TO BE DONE ->
Each line that holds the word "this" is to be identified and copied.

EXERCISE MATERIAL ->
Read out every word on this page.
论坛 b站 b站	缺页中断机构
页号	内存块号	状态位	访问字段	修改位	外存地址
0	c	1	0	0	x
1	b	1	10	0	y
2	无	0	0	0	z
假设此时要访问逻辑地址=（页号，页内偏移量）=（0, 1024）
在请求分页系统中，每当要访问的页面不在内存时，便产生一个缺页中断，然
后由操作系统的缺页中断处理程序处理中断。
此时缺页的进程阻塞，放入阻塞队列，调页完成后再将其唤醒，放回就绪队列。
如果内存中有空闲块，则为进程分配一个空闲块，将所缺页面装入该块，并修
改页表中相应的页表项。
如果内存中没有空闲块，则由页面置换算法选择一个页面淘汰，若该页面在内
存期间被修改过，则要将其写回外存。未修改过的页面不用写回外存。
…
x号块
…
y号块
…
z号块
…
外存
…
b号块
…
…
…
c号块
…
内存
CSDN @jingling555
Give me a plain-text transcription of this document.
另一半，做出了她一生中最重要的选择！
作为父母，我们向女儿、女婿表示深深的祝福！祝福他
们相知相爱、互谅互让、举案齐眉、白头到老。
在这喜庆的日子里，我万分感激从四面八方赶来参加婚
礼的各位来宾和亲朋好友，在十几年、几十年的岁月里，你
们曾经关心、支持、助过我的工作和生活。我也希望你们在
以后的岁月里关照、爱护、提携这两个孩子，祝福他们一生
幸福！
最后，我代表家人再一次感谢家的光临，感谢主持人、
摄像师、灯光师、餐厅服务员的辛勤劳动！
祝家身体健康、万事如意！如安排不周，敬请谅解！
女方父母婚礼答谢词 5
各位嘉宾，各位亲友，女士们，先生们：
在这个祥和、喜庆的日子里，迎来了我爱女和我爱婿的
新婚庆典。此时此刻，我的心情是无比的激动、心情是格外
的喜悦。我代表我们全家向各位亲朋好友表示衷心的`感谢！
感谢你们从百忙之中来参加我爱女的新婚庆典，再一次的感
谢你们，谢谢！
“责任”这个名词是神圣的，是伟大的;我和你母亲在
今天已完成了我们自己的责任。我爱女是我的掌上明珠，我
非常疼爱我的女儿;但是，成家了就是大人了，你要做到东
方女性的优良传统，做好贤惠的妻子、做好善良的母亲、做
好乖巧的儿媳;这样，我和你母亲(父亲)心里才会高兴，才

PROBLEM SOLUTION ->
Read out every word on this page.
Give me a plain-text transcription of this document.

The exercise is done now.